▶ **Goal**
Below is a set of records; print all of them exactly as written.

▶ **Dataset entries**
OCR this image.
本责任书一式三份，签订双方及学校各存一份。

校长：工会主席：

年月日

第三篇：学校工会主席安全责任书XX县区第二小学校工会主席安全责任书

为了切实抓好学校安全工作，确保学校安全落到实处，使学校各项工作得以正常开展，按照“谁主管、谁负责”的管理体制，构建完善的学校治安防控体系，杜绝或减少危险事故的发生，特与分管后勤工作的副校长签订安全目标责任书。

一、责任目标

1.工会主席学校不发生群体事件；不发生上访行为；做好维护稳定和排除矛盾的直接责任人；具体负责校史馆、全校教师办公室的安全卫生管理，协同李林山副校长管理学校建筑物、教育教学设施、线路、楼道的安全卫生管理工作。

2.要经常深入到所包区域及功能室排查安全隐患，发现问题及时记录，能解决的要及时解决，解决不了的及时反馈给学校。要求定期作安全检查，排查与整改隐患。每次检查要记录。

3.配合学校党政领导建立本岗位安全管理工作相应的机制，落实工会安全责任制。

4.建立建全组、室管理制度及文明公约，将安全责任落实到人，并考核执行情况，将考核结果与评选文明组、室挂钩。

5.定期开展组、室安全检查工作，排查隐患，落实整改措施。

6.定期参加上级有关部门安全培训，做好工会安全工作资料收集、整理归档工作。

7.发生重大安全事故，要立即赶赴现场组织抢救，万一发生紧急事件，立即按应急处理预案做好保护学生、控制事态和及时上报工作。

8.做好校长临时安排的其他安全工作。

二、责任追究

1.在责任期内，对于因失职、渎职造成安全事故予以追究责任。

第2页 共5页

▶ **Answer below**
OCR this image.
本责任书一式三份，签订双方及学校各存一份。

校长：工会主席：

年月日

第三篇：学校工会主席安全责任书XX县区第二小学校工会主席安全责任书

为了切实抓好学校安全工作，确保学校安全落到实处，使学校各项工作得以正常开展，按照“谁主管、谁负责”的管理体制，构建完善的学校治安防控体系，杜绝或减少危险事故的发生，特与分管后勤工作的副校长签订安全目标责任书。

一、责任目标

1.工会主席学校不发生群体事件；不发生上访行为；做好维护稳定和排除矛盾的直接责任人；具体负责校史馆、全校教师办公室的安全卫生管理，协同李林山副校长管理学校建筑物、教育教学设施、线路、楼道的安全卫生管理工作。

2.要经常深入到所包区域及功能室排查安全隐患，发现问题及时记录，能解决的要及时解决，解决不了的及时反馈给学校。要求定期作安全检查，排查与整改隐患。每次检查要记录。

3.配合学校党政领导建立本岗位安全管理工作相应的机制，落实工会安全责任制。

4.建立建全组、室管理制度及文明公约，将安全责任落实到人，并考核执行情况，将考核结果与评选文明组、室挂钩。

5.定期开展组、室安全检查工作，排查隐患，落实整改措施。

6.定期参加上级有关部门安全培训，做好工会安全工作资料收集、整理归档工作。

7.发生重大安全事故，要立即赶赴现场组织抢救，万一发生紧急事件，立即按应急处理预案做好保护学生、控制事态和及时上报工作。

8.做好校长临时安排的其他安全工作。

二、责任追究

1.在责任期内，对于因失职、渎职造成安全事故予以追究责任。

第2页 共5页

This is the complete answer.